A block of data:
_ _ _ _ _ _ _
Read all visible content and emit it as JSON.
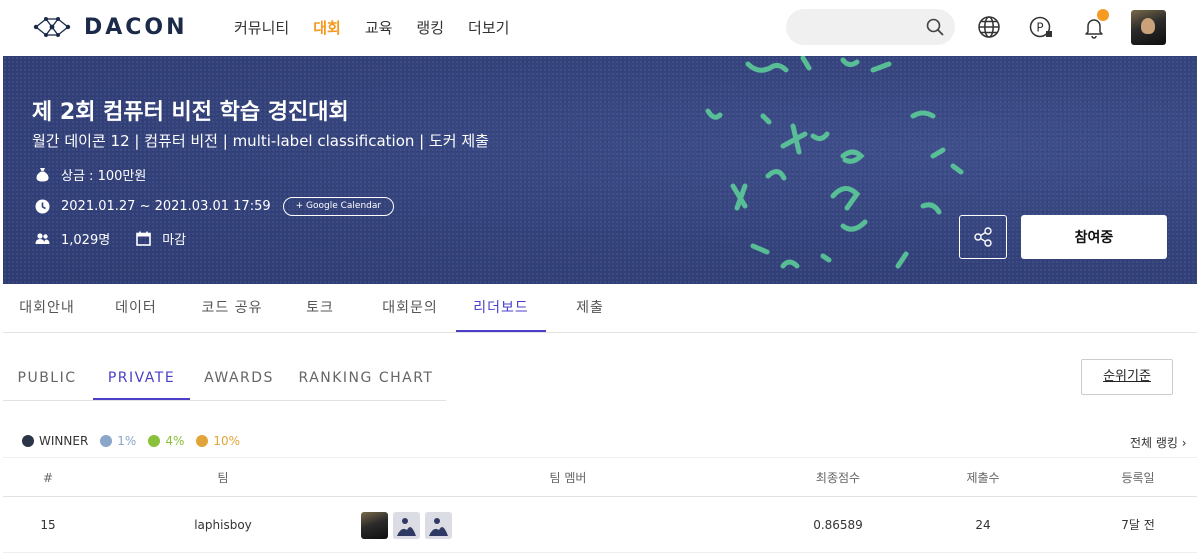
{
  "header": {
    "logo_text": "DACON",
    "nav": [
      {
        "label": "커뮤니티",
        "active": false
      },
      {
        "label": "대회",
        "active": true
      },
      {
        "label": "교육",
        "active": false
      },
      {
        "label": "랭킹",
        "active": false
      },
      {
        "label": "더보기",
        "active": false
      }
    ],
    "search": {
      "placeholder": "",
      "value": ""
    },
    "accent_color": "#f59a23"
  },
  "banner": {
    "title": "제 2회 컴퓨터 비전 학습 경진대회",
    "subtitle": "월간 데이콘 12 | 컴퓨터 비전 | multi-label classification | 도커 제출",
    "prize": "상금 : 100만원",
    "period": "2021.01.27 ~ 2021.03.01 17:59",
    "calendar_button": "+ Google Calendar",
    "participants": "1,029명",
    "status": "마감",
    "join_button": "참여중"
  },
  "tabs": [
    "대회안내",
    "데이터",
    "코드 공유",
    "토크",
    "대회문의",
    "리더보드",
    "제출"
  ],
  "active_tab": "리더보드",
  "subtabs": [
    "PUBLIC",
    "PRIVATE",
    "AWARDS",
    "RANKING CHART"
  ],
  "active_subtab": "PRIVATE",
  "rank_basis_button": "순위기준",
  "legend": [
    {
      "label": "WINNER",
      "color": "#2b3548",
      "text_color": "#333333"
    },
    {
      "label": "1%",
      "color": "#8aa6c8",
      "text_color": "#8aa6c8"
    },
    {
      "label": "4%",
      "color": "#8ac03a",
      "text_color": "#8ac03a"
    },
    {
      "label": "10%",
      "color": "#e0a43a",
      "text_color": "#e0a43a"
    }
  ],
  "full_ranking_link": "전체 랭킹 ›",
  "table": {
    "columns": [
      "#",
      "팀",
      "팀 멤버",
      "최종점수",
      "제출수",
      "등록일"
    ],
    "rows": [
      {
        "rank": "15",
        "team": "laphisboy",
        "score": "0.86589",
        "submissions": "24",
        "registered": "7달 전"
      }
    ]
  },
  "brand_color": "#4b3fc7"
}
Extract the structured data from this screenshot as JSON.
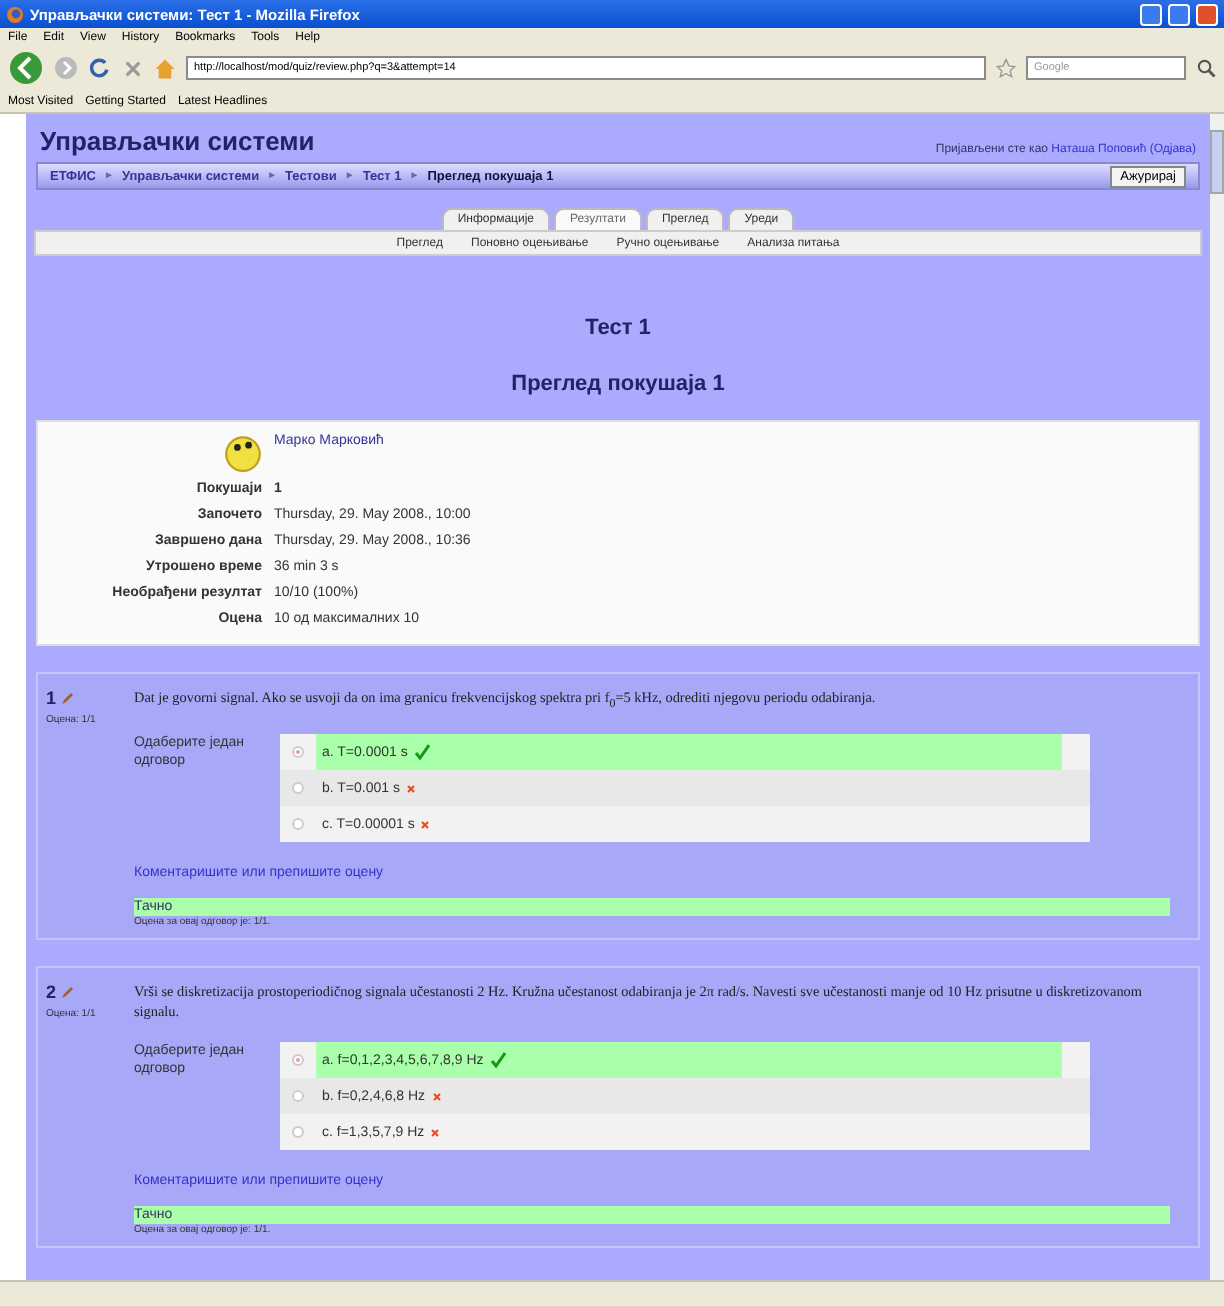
{
  "window": {
    "title": "Управљачки системи: Тест 1 - Mozilla Firefox"
  },
  "menu": [
    "File",
    "Edit",
    "View",
    "History",
    "Bookmarks",
    "Tools",
    "Help"
  ],
  "address": {
    "value": "http://localhost/mod/quiz/review.php?q=3&attempt=14"
  },
  "search": {
    "placeholder": "Google"
  },
  "bookmarks": [
    "Most Visited",
    "Getting Started",
    "Latest Headlines"
  ],
  "header": {
    "site": "Управљачки системи",
    "login_text": "Пријављени сте као",
    "user": "Наташа Поповић",
    "logout": "(Одјава)"
  },
  "breadcrumb": {
    "separator": "►",
    "items": [
      "ЕТФИС",
      "Управљачки системи",
      "Тестови",
      "Тест 1"
    ],
    "current": "Преглед покушаја 1",
    "button": "Ажурирај"
  },
  "tabs": [
    {
      "label": "Информације",
      "selected": false
    },
    {
      "label": "Резултати",
      "selected": true
    },
    {
      "label": "Преглед",
      "selected": false
    },
    {
      "label": "Уреди",
      "selected": false
    }
  ],
  "subtabs": [
    "Преглед",
    "Поновно оцењивање",
    "Ручно оцењивање",
    "Анализа питања"
  ],
  "title": "Тест 1",
  "subtitle": "Преглед покушаја 1",
  "summary": {
    "user": "Марко Марковић",
    "rows": [
      {
        "label": "Покушаји",
        "value": "1",
        "bold": true
      },
      {
        "label": "Започето",
        "value": "Thursday, 29. May 2008., 10:00",
        "bold": false
      },
      {
        "label": "Завршено дана",
        "value": "Thursday, 29. May 2008., 10:36",
        "bold": false
      },
      {
        "label": "Утрошено време",
        "value": "36 min 3 s",
        "bold": false
      },
      {
        "label": "Необрађени резултат",
        "value": "10/10 (100%)",
        "bold": false
      },
      {
        "label": "Оцена",
        "value": "10 од максималних 10",
        "bold": false
      }
    ]
  },
  "questions": [
    {
      "number": "1",
      "grade": "Оцена: 1/1",
      "text": "Dat je govorni signal. Ako se usvoji da on ima granicu frekvencijskog spektra pri f$_{0}$=5 kHz, odrediti njegovu periodu odabiranja.",
      "prompt": "Одаберите један одговор",
      "options": [
        {
          "label": "a. T=0.0001 s",
          "selected": true,
          "correct": true
        },
        {
          "label": "b. T=0.001 s",
          "selected": false,
          "correct": false
        },
        {
          "label": "c. T=0.00001 s",
          "selected": false,
          "correct": false
        }
      ],
      "comment_link": "Коментаришите или препишите оцену",
      "feedback": "Тачно",
      "response_grade": "Оцена за овај одговор је: 1/1."
    },
    {
      "number": "2",
      "grade": "Оцена: 1/1",
      "text": "Vrši se diskretizacija prostoperiodičnog signala učestanosti 2 Hz. Kružna učestanost odabiranja je 2π rad/s. Navesti sve učestanosti manje od 10 Hz prisutne u diskretizovanom signalu.",
      "prompt": "Одаберите један одговор",
      "options": [
        {
          "label": "a. f=0,1,2,3,4,5,6,7,8,9 Hz",
          "selected": true,
          "correct": true
        },
        {
          "label": "b. f=0,2,4,6,8 Hz",
          "selected": false,
          "correct": false
        },
        {
          "label": "c. f=1,3,5,7,9 Hz",
          "selected": false,
          "correct": false
        }
      ],
      "comment_link": "Коментаришите или препишите оцену",
      "feedback": "Тачно",
      "response_grade": "Оцена за овај одговор је: 1/1."
    }
  ]
}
_ _ _ _ _ _ _
**Problem to work on:**
Copy out every line from the records that has the word "odabiranja".

**Written reply:**
      "text": "Dat je govorni signal. Ako se usvoji da on ima granicu frekvencijskog spektra pri f$_{0}$=5 kHz, odrediti njegovu periodu odabiranja.",
      "text": "Vrši se diskretizacija prostoperiodičnog signala učestanosti 2 Hz. Kružna učestanost odabiranja je 2π rad/s. Navesti sve učestanosti manje od 10 Hz prisutne u diskretizovanom signalu.",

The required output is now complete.